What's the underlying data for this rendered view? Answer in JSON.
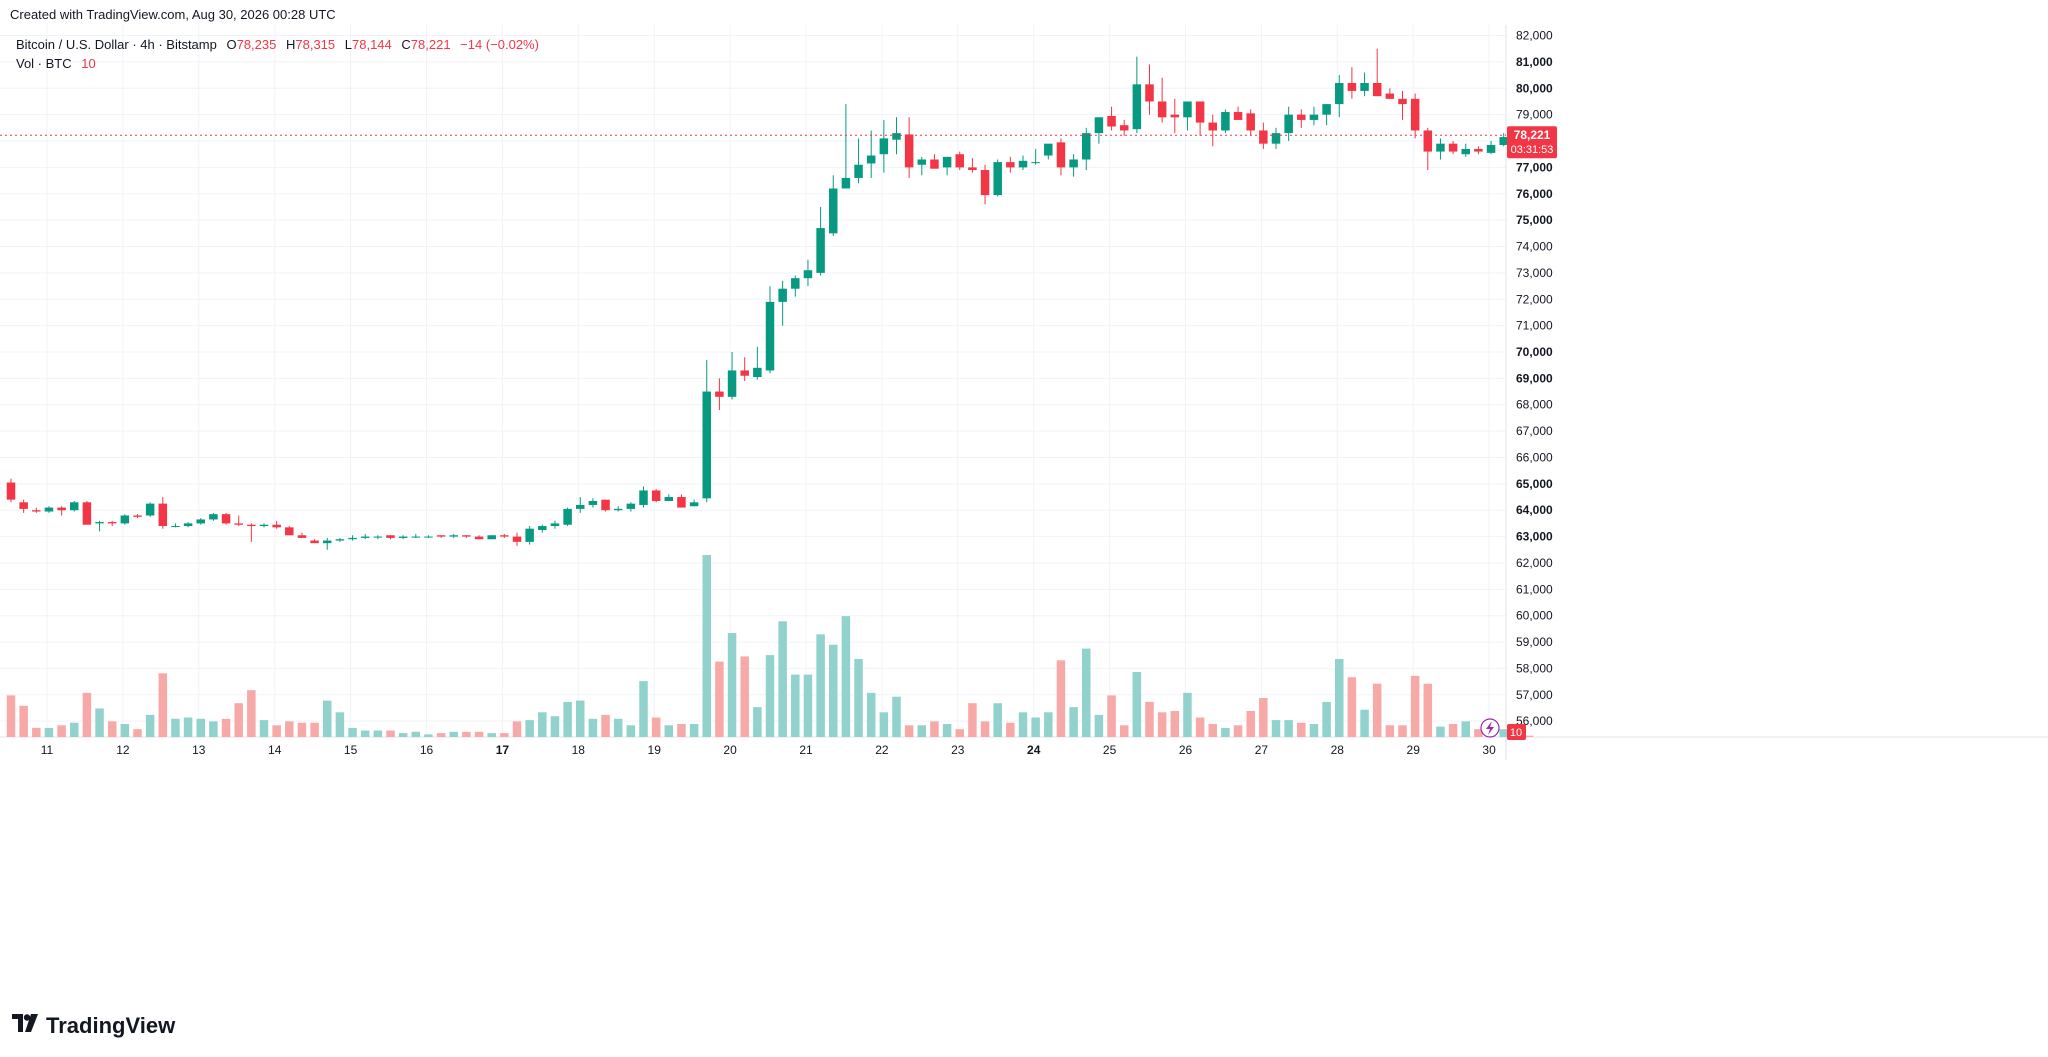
{
  "header": {
    "created_text": "Created with TradingView.com, Aug 30, 2026 00:28 UTC"
  },
  "legend": {
    "symbol": "Bitcoin / U.S. Dollar · 4h · Bitstamp",
    "o_label": "O",
    "o_value": "78,235",
    "h_label": "H",
    "h_value": "78,315",
    "l_label": "L",
    "l_value": "78,144",
    "c_label": "C",
    "c_value": "78,221",
    "change": "−14 (−0.02%)",
    "vol_label": "Vol · BTC",
    "vol_value": "10"
  },
  "price_marker": {
    "price": "78,221",
    "countdown": "03:31:53",
    "value": 78221
  },
  "vol_marker": {
    "value": "10"
  },
  "footer": {
    "brand": "TradingView"
  },
  "colors": {
    "up": "#089981",
    "down": "#f23645",
    "vol_up": "#92d2cc",
    "vol_down": "#f7a9a7",
    "grid": "#f0f3fa",
    "axis_text": "#131722"
  },
  "chart_data": {
    "type": "candlestick",
    "title": "Bitcoin / U.S. Dollar · 4h · Bitstamp",
    "y_ticks": [
      "56,000",
      "57,000",
      "58,000",
      "59,000",
      "60,000",
      "61,000",
      "62,000",
      "63,000",
      "64,000",
      "65,000",
      "66,000",
      "67,000",
      "68,000",
      "69,000",
      "70,000",
      "71,000",
      "72,000",
      "73,000",
      "74,000",
      "75,000",
      "76,000",
      "77,000",
      "78,000",
      "79,000",
      "80,000",
      "81,000",
      "82,000"
    ],
    "y_bold": [
      "63,000",
      "64,000",
      "65,000",
      "69,000",
      "70,000",
      "75,000",
      "76,000",
      "77,000",
      "80,000",
      "81,000"
    ],
    "ylim": [
      55400,
      82400
    ],
    "x_ticks": [
      "11",
      "12",
      "13",
      "14",
      "15",
      "16",
      "17",
      "18",
      "19",
      "20",
      "21",
      "22",
      "23",
      "24",
      "25",
      "26",
      "27",
      "28",
      "29",
      "30"
    ],
    "x_bold": [
      "17",
      "24"
    ],
    "grid": true,
    "candles": [
      [
        65050,
        65200,
        64300,
        64400,
        3.2
      ],
      [
        64300,
        64400,
        63900,
        64050,
        2.4
      ],
      [
        64000,
        64100,
        63900,
        63950,
        0.7
      ],
      [
        63950,
        64150,
        63900,
        64100,
        0.7
      ],
      [
        64100,
        64150,
        63800,
        64000,
        0.9
      ],
      [
        64000,
        64350,
        63950,
        64300,
        1.1
      ],
      [
        64300,
        64350,
        63500,
        63450,
        3.4
      ],
      [
        63500,
        63600,
        63200,
        63550,
        2.2
      ],
      [
        63550,
        63600,
        63400,
        63500,
        1.2
      ],
      [
        63500,
        63850,
        63450,
        63800,
        1.0
      ],
      [
        63800,
        63850,
        63700,
        63750,
        0.6
      ],
      [
        63800,
        64300,
        63750,
        64250,
        1.7
      ],
      [
        64250,
        64500,
        63300,
        63400,
        4.9
      ],
      [
        63400,
        63500,
        63350,
        63400,
        1.4
      ],
      [
        63400,
        63550,
        63350,
        63500,
        1.5
      ],
      [
        63500,
        63700,
        63450,
        63650,
        1.4
      ],
      [
        63650,
        63900,
        63600,
        63850,
        1.2
      ],
      [
        63850,
        63900,
        63450,
        63500,
        1.4
      ],
      [
        63500,
        63800,
        63400,
        63450,
        2.6
      ],
      [
        63450,
        63500,
        62800,
        63400,
        3.6
      ],
      [
        63400,
        63500,
        63350,
        63450,
        1.3
      ],
      [
        63450,
        63600,
        63300,
        63350,
        0.9
      ],
      [
        63350,
        63400,
        63100,
        63050,
        1.2
      ],
      [
        63050,
        63150,
        62950,
        62950,
        1.1
      ],
      [
        62850,
        62900,
        62750,
        62750,
        1.1
      ],
      [
        62750,
        62950,
        62500,
        62850,
        2.8
      ],
      [
        62850,
        62950,
        62800,
        62900,
        1.9
      ],
      [
        62900,
        63050,
        62850,
        62950,
        0.7
      ],
      [
        62950,
        63100,
        62900,
        63000,
        0.5
      ],
      [
        63000,
        63050,
        62900,
        63000,
        0.5
      ],
      [
        63050,
        63050,
        62900,
        62950,
        0.5
      ],
      [
        62950,
        63050,
        62900,
        63000,
        0.3
      ],
      [
        63000,
        63100,
        62950,
        63000,
        0.4
      ],
      [
        63000,
        63050,
        62950,
        63000,
        0.2
      ],
      [
        63050,
        63050,
        62950,
        63000,
        0.3
      ],
      [
        63000,
        63100,
        62950,
        63050,
        0.4
      ],
      [
        63050,
        63050,
        62950,
        63000,
        0.4
      ],
      [
        63000,
        63050,
        62900,
        62900,
        0.4
      ],
      [
        62900,
        63050,
        62900,
        63050,
        0.3
      ],
      [
        63050,
        63100,
        62950,
        63000,
        0.3
      ],
      [
        63000,
        63150,
        62650,
        62800,
        1.2
      ],
      [
        62800,
        63400,
        62700,
        63300,
        1.3
      ],
      [
        63250,
        63450,
        63150,
        63400,
        1.9
      ],
      [
        63400,
        63600,
        63300,
        63500,
        1.6
      ],
      [
        63450,
        64100,
        63400,
        64050,
        2.7
      ],
      [
        64050,
        64500,
        63900,
        64200,
        2.8
      ],
      [
        64200,
        64450,
        64100,
        64350,
        1.4
      ],
      [
        64400,
        64400,
        63950,
        64000,
        1.7
      ],
      [
        64000,
        64150,
        63950,
        64050,
        1.4
      ],
      [
        64050,
        64300,
        63950,
        64250,
        0.9
      ],
      [
        64200,
        64900,
        64100,
        64750,
        4.3
      ],
      [
        64750,
        64800,
        64300,
        64350,
        1.5
      ],
      [
        64350,
        64600,
        64350,
        64500,
        0.9
      ],
      [
        64500,
        64600,
        64100,
        64100,
        1.0
      ],
      [
        64150,
        64400,
        64150,
        64300,
        1.0
      ],
      [
        64450,
        69700,
        64300,
        68500,
        14.0
      ],
      [
        68500,
        69000,
        67800,
        68300,
        5.8
      ],
      [
        68300,
        70000,
        68200,
        69300,
        8.0
      ],
      [
        69300,
        69800,
        68900,
        69100,
        6.2
      ],
      [
        69050,
        70200,
        68950,
        69400,
        2.3
      ],
      [
        69300,
        72500,
        69200,
        71900,
        6.3
      ],
      [
        71900,
        72700,
        71000,
        72400,
        8.9
      ],
      [
        72400,
        72900,
        72100,
        72800,
        4.8
      ],
      [
        72800,
        73500,
        72500,
        73100,
        4.8
      ],
      [
        73000,
        75500,
        72900,
        74700,
        7.9
      ],
      [
        74500,
        76700,
        74400,
        76200,
        7.1
      ],
      [
        76200,
        79400,
        76200,
        76600,
        9.3
      ],
      [
        76600,
        78100,
        76400,
        77100,
        6.0
      ],
      [
        77150,
        78400,
        76600,
        77450,
        3.4
      ],
      [
        77500,
        78800,
        76800,
        78100,
        1.9
      ],
      [
        78050,
        78900,
        77500,
        78300,
        3.1
      ],
      [
        78250,
        78900,
        76600,
        77000,
        0.9
      ],
      [
        77100,
        77400,
        76700,
        77300,
        0.9
      ],
      [
        77300,
        77500,
        77100,
        76950,
        1.2
      ],
      [
        77000,
        77400,
        76700,
        77400,
        1.0
      ],
      [
        77500,
        77600,
        76900,
        77000,
        0.6
      ],
      [
        77000,
        77350,
        76800,
        76900,
        2.6
      ],
      [
        76900,
        77100,
        75600,
        75950,
        1.2
      ],
      [
        75950,
        77300,
        75900,
        77200,
        2.6
      ],
      [
        77200,
        77400,
        76800,
        77000,
        1.1
      ],
      [
        77000,
        77450,
        76900,
        77250,
        1.9
      ],
      [
        77200,
        77700,
        77100,
        77200,
        1.5
      ],
      [
        77450,
        77800,
        77300,
        77900,
        1.9
      ],
      [
        77950,
        78100,
        76700,
        77000,
        5.9
      ],
      [
        77000,
        77500,
        76650,
        77300,
        2.3
      ],
      [
        77300,
        78500,
        76900,
        78300,
        6.8
      ],
      [
        78300,
        78900,
        77900,
        78900,
        1.7
      ],
      [
        78950,
        79300,
        78400,
        78550,
        3.2
      ],
      [
        78600,
        78800,
        78200,
        78400,
        0.9
      ],
      [
        78450,
        81200,
        78300,
        80150,
        5.0
      ],
      [
        80150,
        80900,
        79000,
        79500,
        2.7
      ],
      [
        79500,
        80400,
        78700,
        78900,
        1.9
      ],
      [
        79000,
        79600,
        78300,
        78900,
        2.0
      ],
      [
        78900,
        79400,
        78400,
        79500,
        3.4
      ],
      [
        79500,
        79500,
        78200,
        78700,
        1.5
      ],
      [
        78700,
        79000,
        77800,
        78400,
        1.0
      ],
      [
        78400,
        79200,
        78300,
        79100,
        0.7
      ],
      [
        79100,
        79300,
        78800,
        78800,
        0.9
      ],
      [
        79050,
        79200,
        78200,
        78400,
        2.0
      ],
      [
        78400,
        78700,
        77700,
        77900,
        3.0
      ],
      [
        77900,
        78500,
        77700,
        78300,
        1.3
      ],
      [
        78300,
        79300,
        78000,
        79000,
        1.3
      ],
      [
        79000,
        79200,
        78500,
        78800,
        1.1
      ],
      [
        78800,
        79300,
        78600,
        79000,
        1.0
      ],
      [
        79000,
        79400,
        78600,
        79400,
        2.7
      ],
      [
        79400,
        80500,
        78900,
        80200,
        6.0
      ],
      [
        80200,
        80800,
        79600,
        79900,
        4.6
      ],
      [
        79900,
        80600,
        79700,
        80200,
        2.1
      ],
      [
        80200,
        81500,
        79800,
        79700,
        4.1
      ],
      [
        79800,
        80000,
        79600,
        79600,
        0.9
      ],
      [
        79600,
        79900,
        78800,
        79400,
        0.9
      ],
      [
        79600,
        79800,
        78100,
        78400,
        4.7
      ],
      [
        78400,
        78500,
        76900,
        77600,
        4.1
      ],
      [
        77600,
        78100,
        77300,
        77900,
        0.8
      ],
      [
        77900,
        78000,
        77500,
        77600,
        1.0
      ],
      [
        77500,
        77900,
        77400,
        77700,
        1.2
      ],
      [
        77700,
        77800,
        77500,
        77600,
        0.6
      ],
      [
        77550,
        78000,
        77500,
        77850,
        0.5
      ],
      [
        77850,
        78300,
        77800,
        78150,
        0.6
      ],
      [
        78100,
        78350,
        78050,
        78200,
        0.3
      ],
      [
        78235,
        78315,
        78144,
        78221,
        0.1
      ]
    ]
  }
}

····················

Pick out each line that holds the string "Dollar".

    "symbol": "Bitcoin / U.S. Dollar · 4h · Bitstamp",
    "title": "Bitcoin / U.S. Dollar · 4h · Bitstamp",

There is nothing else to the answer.